> **SET PROBLEM**
Transcribe all of the material exactly. Any picture in it should be left out.

───── RECORDED INFORMATION

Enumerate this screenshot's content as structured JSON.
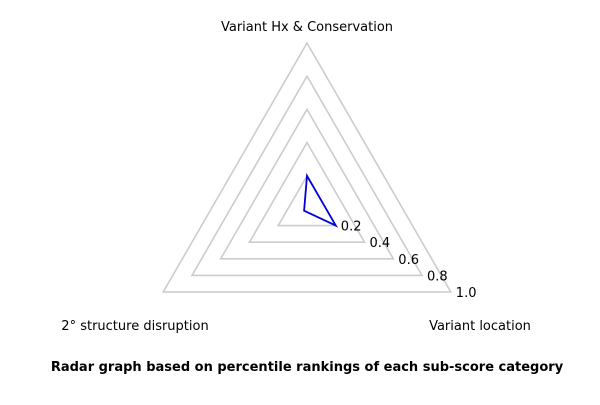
{
  "chart_data": {
    "type": "radar",
    "axes": [
      "Variant Hx & Conservation",
      "Variant location",
      "2° structure disruption"
    ],
    "series": [
      {
        "values": [
          0.2,
          0.2,
          0.02
        ]
      }
    ],
    "rlim": [
      0,
      1.0
    ],
    "ticks": [
      0.2,
      0.4,
      0.6,
      0.8,
      1.0
    ],
    "tick_labels": [
      "0.2",
      "0.4",
      "0.6",
      "0.8",
      "1.0"
    ],
    "grid": true,
    "caption": "Radar graph based on percentile rankings of each sub-score category"
  },
  "colors": {
    "grid": "#cccccc",
    "series": "#0000dd"
  }
}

──────────

> **SOLUTION TO THIS PROBLEM**
Enumerate this screenshot's content as structured JSON.
{
  "chart_data": {
    "type": "radar",
    "axes": [
      "Variant Hx & Conservation",
      "Variant location",
      "2° structure disruption"
    ],
    "series": [
      {
        "values": [
          0.2,
          0.2,
          0.02
        ]
      }
    ],
    "rlim": [
      0,
      1.0
    ],
    "ticks": [
      0.2,
      0.4,
      0.6,
      0.8,
      1.0
    ],
    "tick_labels": [
      "0.2",
      "0.4",
      "0.6",
      "0.8",
      "1.0"
    ],
    "grid": true,
    "caption": "Radar graph based on percentile rankings of each sub-score category"
  },
  "colors": {
    "grid": "#cccccc",
    "series": "#0000dd"
  }
}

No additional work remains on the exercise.